+++ Data rows +++
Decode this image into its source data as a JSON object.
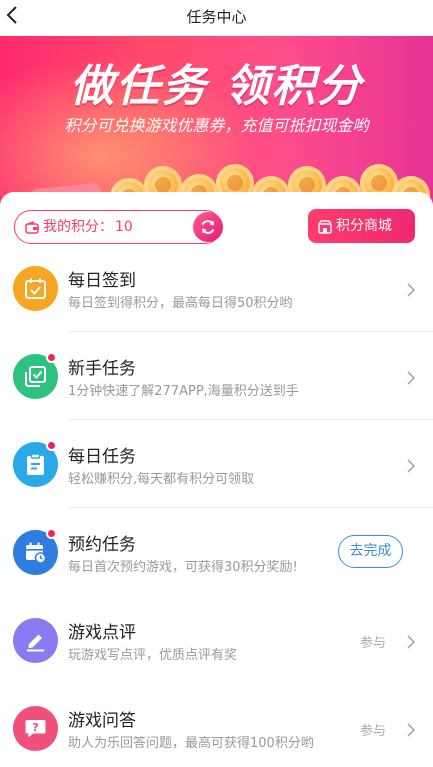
{
  "header": {
    "title": "任务中心"
  },
  "banner": {
    "headline": "做任务 领积分",
    "subline": "积分可兑换游戏优惠券，充值可抵扣现金哟"
  },
  "points": {
    "label": "我的积分：",
    "value": "10",
    "mall_label": "积分商城"
  },
  "tasks": [
    {
      "title": "每日签到",
      "desc": "每日签到得积分，最高每日得50积分哟",
      "icon": "calendar-check-icon",
      "color": "#f5a623",
      "badge": false
    },
    {
      "title": "新手任务",
      "desc": "1分钟快速了解277APP,海量积分送到手",
      "icon": "copy-check-icon",
      "color": "#2ec27e",
      "badge": true
    },
    {
      "title": "每日任务",
      "desc": "轻松赚积分,每天都有积分可领取",
      "icon": "clipboard-icon",
      "color": "#2aa9e8",
      "badge": true
    },
    {
      "title": "预约任务",
      "desc": "每日首次预约游戏，可获得30积分奖励!",
      "icon": "calendar-clock-icon",
      "color": "#2f7de1",
      "badge": true,
      "action": "去完成"
    },
    {
      "title": "游戏点评",
      "desc": "玩游戏写点评，优质点评有奖",
      "icon": "pen-icon",
      "color": "#8a7cf0",
      "badge": false,
      "action": "参与"
    },
    {
      "title": "游戏问答",
      "desc": "助人为乐回答问题，最高可获得100积分哟",
      "icon": "question-chat-icon",
      "color": "#f0517a",
      "badge": false,
      "action": "参与"
    }
  ],
  "colors": {
    "accent": "#ff3b6b",
    "blue": "#3a8de0"
  }
}
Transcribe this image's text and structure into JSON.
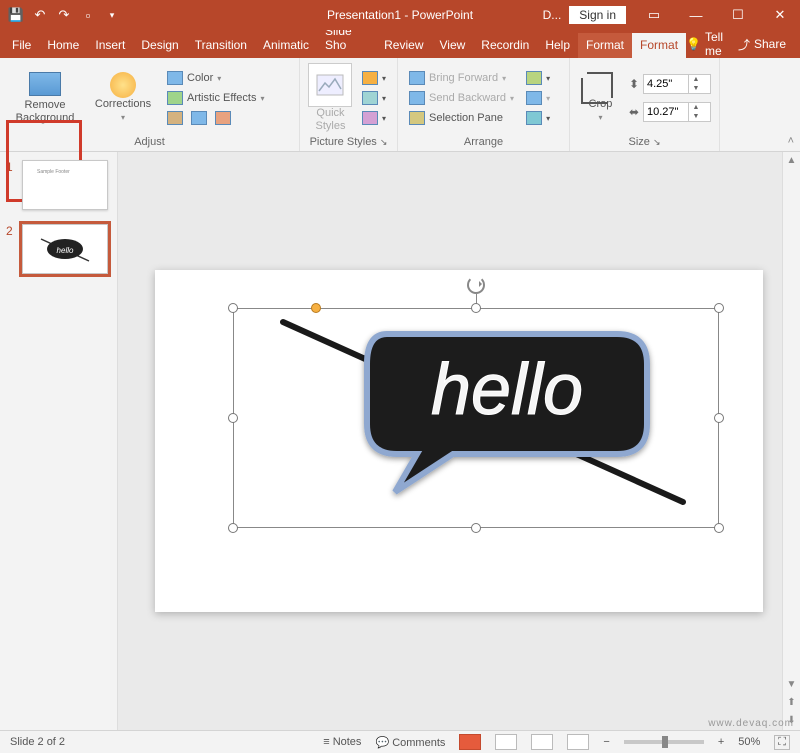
{
  "titlebar": {
    "doc_title": "Presentation1 - PowerPoint",
    "context_label": "D...",
    "signin": "Sign in"
  },
  "tabs": {
    "file": "File",
    "home": "Home",
    "insert": "Insert",
    "design": "Design",
    "transitions": "Transition",
    "animations": "Animatic",
    "slideshow": "Slide Sho",
    "review": "Review",
    "view": "View",
    "recording": "Recordin",
    "help": "Help",
    "format1": "Format",
    "format2": "Format",
    "tellme": "Tell me",
    "share": "Share"
  },
  "ribbon": {
    "remove_bg": "Remove\nBackground",
    "corrections": "Corrections",
    "color": "Color",
    "artistic": "Artistic Effects",
    "adjust_label": "Adjust",
    "quick_styles": "Quick\nStyles",
    "picstyles_label": "Picture Styles",
    "bring_forward": "Bring Forward",
    "send_backward": "Send Backward",
    "selection_pane": "Selection Pane",
    "arrange_label": "Arrange",
    "crop": "Crop",
    "height": "4.25\"",
    "width": "10.27\"",
    "size_label": "Size"
  },
  "thumbs": {
    "n1": "1",
    "n2": "2",
    "t1_text": "Sample Footer"
  },
  "status": {
    "slide_of": "Slide 2 of 2",
    "notes": "Notes",
    "comments": "Comments",
    "zoom": "50%"
  },
  "watermark": "www.devaq.com"
}
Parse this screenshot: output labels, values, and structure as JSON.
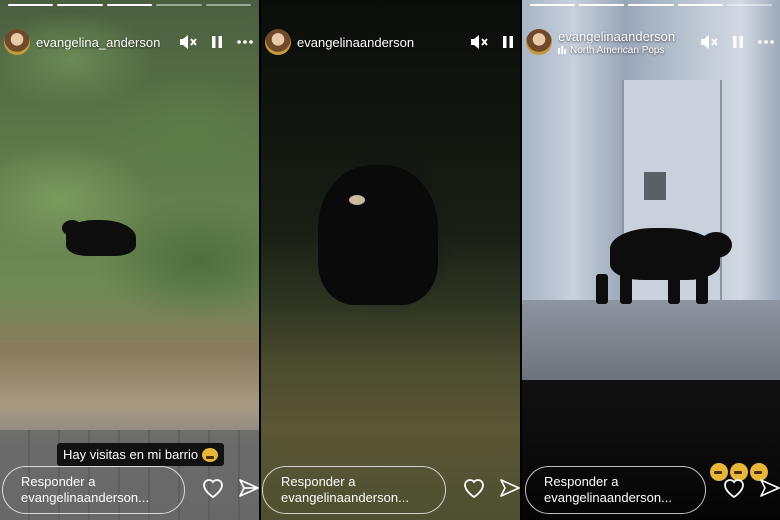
{
  "stories": [
    {
      "username": "evangelina_anderson",
      "caption": "Hay visitas en mi barrio",
      "reply_placeholder": "Responder a evangelinaanderson...",
      "progress_filled": 3,
      "progress_total": 5
    },
    {
      "username": "evangelinaanderson",
      "reply_placeholder": "Responder a evangelinaanderson...",
      "progress_filled": 0,
      "progress_total": 0
    },
    {
      "username": "evangelinaanderson",
      "music": "North American Pops",
      "reply_placeholder": "Responder a evangelinaanderson...",
      "progress_filled": 4,
      "progress_total": 5
    }
  ],
  "icons": {
    "mute": "muted-speaker-icon",
    "pause": "pause-icon",
    "more": "more-dots-icon",
    "like": "heart-icon",
    "send": "send-icon",
    "reaction": "scared-face-emoji"
  },
  "colors": {
    "overlay_text": "#ffffff",
    "caption_bg": "#111111"
  }
}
+++
▶ **Written request**: On how many lines does the word "this" appear? Answer with only the number.

▶ **Exercise answer**: 3